:: GIVEN EXERCISE ::
Give back, unchanged, each line from the one containing "Transcribe the text in this document." through the last line of the entries below.

··· PROVIDED DATA

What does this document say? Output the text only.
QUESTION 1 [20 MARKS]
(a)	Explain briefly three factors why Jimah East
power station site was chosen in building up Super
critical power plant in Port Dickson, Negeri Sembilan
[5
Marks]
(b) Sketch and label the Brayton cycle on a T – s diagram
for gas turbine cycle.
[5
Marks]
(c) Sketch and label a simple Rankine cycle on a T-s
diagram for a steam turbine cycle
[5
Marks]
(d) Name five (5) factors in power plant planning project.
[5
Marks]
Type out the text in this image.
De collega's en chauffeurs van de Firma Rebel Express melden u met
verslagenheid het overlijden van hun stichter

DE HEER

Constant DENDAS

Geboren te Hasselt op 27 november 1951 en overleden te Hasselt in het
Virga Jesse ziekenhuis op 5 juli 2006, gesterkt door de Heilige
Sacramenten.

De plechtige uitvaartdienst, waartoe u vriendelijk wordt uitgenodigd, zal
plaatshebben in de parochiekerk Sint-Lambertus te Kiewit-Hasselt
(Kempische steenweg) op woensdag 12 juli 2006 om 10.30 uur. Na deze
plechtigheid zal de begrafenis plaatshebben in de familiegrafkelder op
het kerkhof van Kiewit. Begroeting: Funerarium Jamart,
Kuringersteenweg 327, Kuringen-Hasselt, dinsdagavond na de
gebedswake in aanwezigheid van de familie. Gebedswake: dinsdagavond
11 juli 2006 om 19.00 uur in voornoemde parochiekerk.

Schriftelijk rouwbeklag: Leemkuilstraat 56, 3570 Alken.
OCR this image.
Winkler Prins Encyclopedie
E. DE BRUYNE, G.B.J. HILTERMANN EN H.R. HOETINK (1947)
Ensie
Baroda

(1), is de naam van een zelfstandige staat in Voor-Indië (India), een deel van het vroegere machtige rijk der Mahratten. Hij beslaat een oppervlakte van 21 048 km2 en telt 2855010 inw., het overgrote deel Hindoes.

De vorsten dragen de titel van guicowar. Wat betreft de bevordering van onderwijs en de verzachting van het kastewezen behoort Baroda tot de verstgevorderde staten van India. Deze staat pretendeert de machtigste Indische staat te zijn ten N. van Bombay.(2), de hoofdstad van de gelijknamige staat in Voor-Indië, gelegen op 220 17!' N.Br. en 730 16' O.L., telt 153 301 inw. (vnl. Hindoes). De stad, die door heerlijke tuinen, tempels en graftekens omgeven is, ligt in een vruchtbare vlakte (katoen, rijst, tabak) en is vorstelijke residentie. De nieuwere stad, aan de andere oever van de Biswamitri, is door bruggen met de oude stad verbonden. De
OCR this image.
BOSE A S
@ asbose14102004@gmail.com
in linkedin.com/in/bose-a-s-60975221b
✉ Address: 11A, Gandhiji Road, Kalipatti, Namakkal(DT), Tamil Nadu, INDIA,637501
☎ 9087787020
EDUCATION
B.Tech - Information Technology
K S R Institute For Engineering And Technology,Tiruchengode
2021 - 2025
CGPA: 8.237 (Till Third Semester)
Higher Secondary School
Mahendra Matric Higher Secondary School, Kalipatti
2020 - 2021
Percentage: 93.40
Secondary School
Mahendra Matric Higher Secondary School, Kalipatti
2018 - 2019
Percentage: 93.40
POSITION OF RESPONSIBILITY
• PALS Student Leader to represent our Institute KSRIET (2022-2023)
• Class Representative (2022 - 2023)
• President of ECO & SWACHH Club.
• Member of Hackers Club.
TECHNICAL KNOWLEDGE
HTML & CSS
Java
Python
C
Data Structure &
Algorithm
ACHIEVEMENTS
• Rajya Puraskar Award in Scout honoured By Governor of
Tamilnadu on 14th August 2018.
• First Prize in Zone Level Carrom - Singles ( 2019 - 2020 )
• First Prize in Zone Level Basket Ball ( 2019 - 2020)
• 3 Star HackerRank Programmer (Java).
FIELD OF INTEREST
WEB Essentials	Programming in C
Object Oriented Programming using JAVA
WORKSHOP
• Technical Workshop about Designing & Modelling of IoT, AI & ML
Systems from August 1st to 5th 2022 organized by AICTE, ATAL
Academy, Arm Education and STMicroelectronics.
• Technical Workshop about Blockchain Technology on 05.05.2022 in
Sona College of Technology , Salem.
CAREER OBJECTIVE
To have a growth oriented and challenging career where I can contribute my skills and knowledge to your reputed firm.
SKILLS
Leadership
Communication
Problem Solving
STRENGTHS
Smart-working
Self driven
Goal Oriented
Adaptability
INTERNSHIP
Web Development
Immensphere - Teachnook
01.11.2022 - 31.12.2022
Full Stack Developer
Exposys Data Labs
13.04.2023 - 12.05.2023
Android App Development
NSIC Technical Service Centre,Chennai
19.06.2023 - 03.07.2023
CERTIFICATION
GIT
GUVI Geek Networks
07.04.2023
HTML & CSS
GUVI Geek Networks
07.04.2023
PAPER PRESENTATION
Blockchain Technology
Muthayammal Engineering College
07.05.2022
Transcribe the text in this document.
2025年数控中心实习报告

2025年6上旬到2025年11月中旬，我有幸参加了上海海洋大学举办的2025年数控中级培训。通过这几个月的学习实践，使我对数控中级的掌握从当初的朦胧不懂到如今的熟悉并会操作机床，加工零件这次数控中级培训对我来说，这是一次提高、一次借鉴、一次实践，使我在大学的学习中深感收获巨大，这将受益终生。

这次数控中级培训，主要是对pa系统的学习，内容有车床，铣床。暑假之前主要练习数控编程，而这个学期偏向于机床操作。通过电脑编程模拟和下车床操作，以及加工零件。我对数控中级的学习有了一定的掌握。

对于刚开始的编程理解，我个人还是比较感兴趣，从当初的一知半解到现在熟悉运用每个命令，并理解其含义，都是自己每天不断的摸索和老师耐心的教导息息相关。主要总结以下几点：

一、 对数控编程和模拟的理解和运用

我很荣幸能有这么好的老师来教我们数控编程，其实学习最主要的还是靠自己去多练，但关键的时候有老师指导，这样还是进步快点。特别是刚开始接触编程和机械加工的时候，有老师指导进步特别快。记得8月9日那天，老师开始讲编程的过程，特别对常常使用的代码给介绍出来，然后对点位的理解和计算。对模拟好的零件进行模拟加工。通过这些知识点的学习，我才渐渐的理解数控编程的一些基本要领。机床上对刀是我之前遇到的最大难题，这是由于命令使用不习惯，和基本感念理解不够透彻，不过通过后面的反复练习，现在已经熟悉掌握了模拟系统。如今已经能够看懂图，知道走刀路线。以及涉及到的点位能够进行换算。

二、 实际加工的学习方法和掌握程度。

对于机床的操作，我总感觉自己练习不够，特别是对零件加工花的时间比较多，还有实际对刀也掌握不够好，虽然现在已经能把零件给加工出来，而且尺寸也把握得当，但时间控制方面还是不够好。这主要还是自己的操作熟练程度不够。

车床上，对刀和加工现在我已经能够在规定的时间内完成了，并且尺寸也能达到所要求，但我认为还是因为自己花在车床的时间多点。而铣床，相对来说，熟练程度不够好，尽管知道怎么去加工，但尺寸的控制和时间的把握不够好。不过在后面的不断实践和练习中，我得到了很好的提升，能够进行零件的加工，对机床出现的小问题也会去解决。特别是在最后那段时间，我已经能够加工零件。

······

:: TASK SOLUTION ::
Transcribe the text in this document.
2025年数控中心实习报告

2025年6上旬到2025年11月中旬，我有幸参加了上海海洋大学举办的2025年数控中级培训。通过这几个月的学习实践，使我对数控中级的掌握从当初的朦胧不懂到如今的熟悉并会操作机床，加工零件这次数控中级培训对我来说，这是一次提高、一次借鉴、一次实践，使我在大学的学习中深感收获巨大，这将受益终生。

这次数控中级培训，主要是对pa系统的学习，内容有车床，铣床。暑假之前主要练习数控编程，而这个学期偏向于机床操作。通过电脑编程模拟和下车床操作，以及加工零件。我对数控中级的学习有了一定的掌握。

对于刚开始的编程理解，我个人还是比较感兴趣，从当初的一知半解到现在熟悉运用每个命令，并理解其含义，都是自己每天不断的摸索和老师耐心的教导息息相关。主要总结以下几点：

一、 对数控编程和模拟的理解和运用

我很荣幸能有这么好的老师来教我们数控编程，其实学习最主要的还是靠自己去多练，但关键的时候有老师指导，这样还是进步快点。特别是刚开始接触编程和机械加工的时候，有老师指导进步特别快。记得8月9日那天，老师开始讲编程的过程，特别对常常使用的代码给介绍出来，然后对点位的理解和计算。对模拟好的零件进行模拟加工。通过这些知识点的学习，我才渐渐的理解数控编程的一些基本要领。机床上对刀是我之前遇到的最大难题，这是由于命令使用不习惯，和基本感念理解不够透彻，不过通过后面的反复练习，现在已经熟悉掌握了模拟系统。如今已经能够看懂图，知道走刀路线。以及涉及到的点位能够进行换算。

二、 实际加工的学习方法和掌握程度。

对于机床的操作，我总感觉自己练习不够，特别是对零件加工花的时间比较多，还有实际对刀也掌握不够好，虽然现在已经能把零件给加工出来，而且尺寸也把握得当，但时间控制方面还是不够好。这主要还是自己的操作熟练程度不够。

车床上，对刀和加工现在我已经能够在规定的时间内完成了，并且尺寸也能达到所要求，但我认为还是因为自己花在车床的时间多点。而铣床，相对来说，熟练程度不够好，尽管知道怎么去加工，但尺寸的控制和时间的把握不够好。不过在后面的不断实践和练习中，我得到了很好的提升，能够进行零件的加工，对机床出现的小问题也会去解决。特别是在最后那段时间，我已经能够加工零件。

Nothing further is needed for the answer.